Report every line from the material that contains the word "消毒隔离".
* START Records to process *
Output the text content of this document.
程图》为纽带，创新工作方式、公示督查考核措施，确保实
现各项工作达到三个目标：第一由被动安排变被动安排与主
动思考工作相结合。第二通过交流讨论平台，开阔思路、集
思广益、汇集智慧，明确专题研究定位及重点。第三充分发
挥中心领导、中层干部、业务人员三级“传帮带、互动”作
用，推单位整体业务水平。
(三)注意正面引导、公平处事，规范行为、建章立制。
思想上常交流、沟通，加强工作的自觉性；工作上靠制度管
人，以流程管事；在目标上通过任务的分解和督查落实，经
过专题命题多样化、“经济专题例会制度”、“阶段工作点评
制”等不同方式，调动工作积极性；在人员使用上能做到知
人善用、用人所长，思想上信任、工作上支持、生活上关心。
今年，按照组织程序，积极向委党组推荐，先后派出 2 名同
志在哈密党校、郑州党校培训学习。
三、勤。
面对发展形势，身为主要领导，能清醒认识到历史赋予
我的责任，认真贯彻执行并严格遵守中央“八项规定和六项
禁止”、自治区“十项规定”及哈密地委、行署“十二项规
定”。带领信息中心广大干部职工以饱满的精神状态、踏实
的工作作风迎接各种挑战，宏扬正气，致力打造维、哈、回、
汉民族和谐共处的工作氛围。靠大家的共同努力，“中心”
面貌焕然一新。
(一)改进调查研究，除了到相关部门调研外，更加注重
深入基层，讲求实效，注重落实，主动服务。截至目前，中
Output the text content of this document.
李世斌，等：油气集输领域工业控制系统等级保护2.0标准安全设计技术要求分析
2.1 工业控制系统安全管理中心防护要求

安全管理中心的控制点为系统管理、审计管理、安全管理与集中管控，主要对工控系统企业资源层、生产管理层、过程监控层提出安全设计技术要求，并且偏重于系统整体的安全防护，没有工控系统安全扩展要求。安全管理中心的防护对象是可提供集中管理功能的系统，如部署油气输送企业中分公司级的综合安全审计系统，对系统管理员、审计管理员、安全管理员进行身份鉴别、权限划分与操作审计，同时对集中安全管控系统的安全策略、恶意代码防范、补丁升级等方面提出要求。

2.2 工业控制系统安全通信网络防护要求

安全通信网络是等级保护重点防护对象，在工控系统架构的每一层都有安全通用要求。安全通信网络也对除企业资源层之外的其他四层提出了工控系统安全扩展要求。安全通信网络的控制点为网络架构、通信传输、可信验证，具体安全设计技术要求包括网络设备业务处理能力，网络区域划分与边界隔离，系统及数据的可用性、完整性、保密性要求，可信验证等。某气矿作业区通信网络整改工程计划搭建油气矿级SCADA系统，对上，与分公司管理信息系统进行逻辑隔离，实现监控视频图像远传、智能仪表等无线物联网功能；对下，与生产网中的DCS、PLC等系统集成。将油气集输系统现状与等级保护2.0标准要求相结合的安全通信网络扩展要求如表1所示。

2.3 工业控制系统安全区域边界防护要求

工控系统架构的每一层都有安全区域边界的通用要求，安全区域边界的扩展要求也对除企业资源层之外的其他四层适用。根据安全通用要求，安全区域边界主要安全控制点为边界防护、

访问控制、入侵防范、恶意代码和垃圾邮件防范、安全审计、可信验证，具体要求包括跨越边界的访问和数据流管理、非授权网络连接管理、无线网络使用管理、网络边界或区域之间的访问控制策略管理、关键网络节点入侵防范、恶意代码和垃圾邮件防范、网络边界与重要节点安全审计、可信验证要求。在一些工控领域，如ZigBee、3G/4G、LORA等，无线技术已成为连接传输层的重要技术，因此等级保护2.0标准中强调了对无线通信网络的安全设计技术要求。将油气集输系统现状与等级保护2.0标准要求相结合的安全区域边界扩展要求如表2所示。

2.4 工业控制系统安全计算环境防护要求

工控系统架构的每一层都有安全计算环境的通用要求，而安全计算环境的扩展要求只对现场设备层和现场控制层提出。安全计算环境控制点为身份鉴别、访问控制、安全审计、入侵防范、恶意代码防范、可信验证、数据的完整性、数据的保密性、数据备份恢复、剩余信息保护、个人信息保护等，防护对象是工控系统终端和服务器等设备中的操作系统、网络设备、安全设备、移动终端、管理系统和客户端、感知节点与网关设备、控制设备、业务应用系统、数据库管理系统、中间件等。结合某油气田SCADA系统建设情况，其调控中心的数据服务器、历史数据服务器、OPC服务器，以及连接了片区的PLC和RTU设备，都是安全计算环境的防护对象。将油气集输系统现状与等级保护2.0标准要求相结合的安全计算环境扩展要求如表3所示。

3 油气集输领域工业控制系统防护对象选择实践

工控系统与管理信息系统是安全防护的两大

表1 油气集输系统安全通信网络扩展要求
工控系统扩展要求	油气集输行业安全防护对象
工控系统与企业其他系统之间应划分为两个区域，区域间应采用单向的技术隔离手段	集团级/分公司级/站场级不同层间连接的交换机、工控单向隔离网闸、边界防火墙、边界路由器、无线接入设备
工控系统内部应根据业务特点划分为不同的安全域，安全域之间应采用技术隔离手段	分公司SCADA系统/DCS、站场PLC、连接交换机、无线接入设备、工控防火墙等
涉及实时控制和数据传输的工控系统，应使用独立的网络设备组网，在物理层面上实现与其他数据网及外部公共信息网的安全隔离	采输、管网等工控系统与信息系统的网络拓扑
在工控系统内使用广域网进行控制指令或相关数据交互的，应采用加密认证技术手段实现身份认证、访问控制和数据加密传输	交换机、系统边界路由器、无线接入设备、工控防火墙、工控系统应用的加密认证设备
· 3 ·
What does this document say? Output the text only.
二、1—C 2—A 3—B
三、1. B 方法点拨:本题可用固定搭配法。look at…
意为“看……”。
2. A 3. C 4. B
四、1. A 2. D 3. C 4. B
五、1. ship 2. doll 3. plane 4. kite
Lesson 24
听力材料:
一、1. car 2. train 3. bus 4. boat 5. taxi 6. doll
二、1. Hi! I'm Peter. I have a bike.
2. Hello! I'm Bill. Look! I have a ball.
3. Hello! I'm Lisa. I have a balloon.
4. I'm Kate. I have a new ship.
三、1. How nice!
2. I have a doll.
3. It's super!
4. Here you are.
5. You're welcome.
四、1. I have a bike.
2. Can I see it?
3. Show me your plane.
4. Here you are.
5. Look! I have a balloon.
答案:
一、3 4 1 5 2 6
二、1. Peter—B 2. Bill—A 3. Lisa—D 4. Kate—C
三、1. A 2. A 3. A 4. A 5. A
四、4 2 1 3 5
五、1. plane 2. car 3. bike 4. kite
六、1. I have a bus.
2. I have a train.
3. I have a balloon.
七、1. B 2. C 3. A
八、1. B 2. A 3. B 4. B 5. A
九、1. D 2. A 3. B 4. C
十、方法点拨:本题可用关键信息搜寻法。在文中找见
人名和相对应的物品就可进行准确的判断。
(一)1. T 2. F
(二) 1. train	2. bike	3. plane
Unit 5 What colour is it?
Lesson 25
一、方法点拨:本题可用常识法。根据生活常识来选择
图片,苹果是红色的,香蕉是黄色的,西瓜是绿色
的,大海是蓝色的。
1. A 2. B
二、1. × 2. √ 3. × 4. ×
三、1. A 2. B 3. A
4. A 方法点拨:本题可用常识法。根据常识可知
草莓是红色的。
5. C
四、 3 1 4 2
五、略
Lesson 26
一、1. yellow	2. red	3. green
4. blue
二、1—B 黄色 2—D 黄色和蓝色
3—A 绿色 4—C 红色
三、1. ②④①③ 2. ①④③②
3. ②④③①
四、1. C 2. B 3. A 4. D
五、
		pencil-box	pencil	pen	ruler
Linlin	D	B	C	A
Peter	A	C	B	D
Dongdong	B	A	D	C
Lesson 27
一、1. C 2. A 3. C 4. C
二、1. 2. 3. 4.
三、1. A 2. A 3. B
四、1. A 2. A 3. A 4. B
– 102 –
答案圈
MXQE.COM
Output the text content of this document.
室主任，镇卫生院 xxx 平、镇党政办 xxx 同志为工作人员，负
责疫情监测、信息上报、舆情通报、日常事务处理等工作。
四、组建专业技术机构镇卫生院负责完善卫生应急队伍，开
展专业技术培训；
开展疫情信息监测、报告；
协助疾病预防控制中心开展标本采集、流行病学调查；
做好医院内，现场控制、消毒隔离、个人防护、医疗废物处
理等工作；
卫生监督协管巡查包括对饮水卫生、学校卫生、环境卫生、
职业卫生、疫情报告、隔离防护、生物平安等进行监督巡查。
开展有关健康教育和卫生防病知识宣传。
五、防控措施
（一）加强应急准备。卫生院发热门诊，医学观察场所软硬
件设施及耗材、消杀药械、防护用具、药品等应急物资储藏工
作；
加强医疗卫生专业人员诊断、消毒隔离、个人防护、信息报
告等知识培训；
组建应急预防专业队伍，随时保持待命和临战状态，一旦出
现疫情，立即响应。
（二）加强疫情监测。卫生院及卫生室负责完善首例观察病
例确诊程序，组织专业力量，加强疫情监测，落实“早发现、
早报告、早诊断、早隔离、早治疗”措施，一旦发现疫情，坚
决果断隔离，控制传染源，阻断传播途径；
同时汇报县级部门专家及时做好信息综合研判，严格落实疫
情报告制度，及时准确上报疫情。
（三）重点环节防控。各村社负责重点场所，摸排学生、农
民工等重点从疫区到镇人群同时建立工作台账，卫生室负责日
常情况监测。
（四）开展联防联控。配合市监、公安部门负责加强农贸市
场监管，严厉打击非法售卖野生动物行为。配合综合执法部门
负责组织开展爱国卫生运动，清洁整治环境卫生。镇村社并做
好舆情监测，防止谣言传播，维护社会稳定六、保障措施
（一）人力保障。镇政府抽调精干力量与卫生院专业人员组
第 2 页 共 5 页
* END Records to process *
_Task output_:
做好医院内，现场控制、消毒隔离、个人防护、医疗废物处
加强医疗卫生专业人员诊断、消毒隔离、个人防护、信息报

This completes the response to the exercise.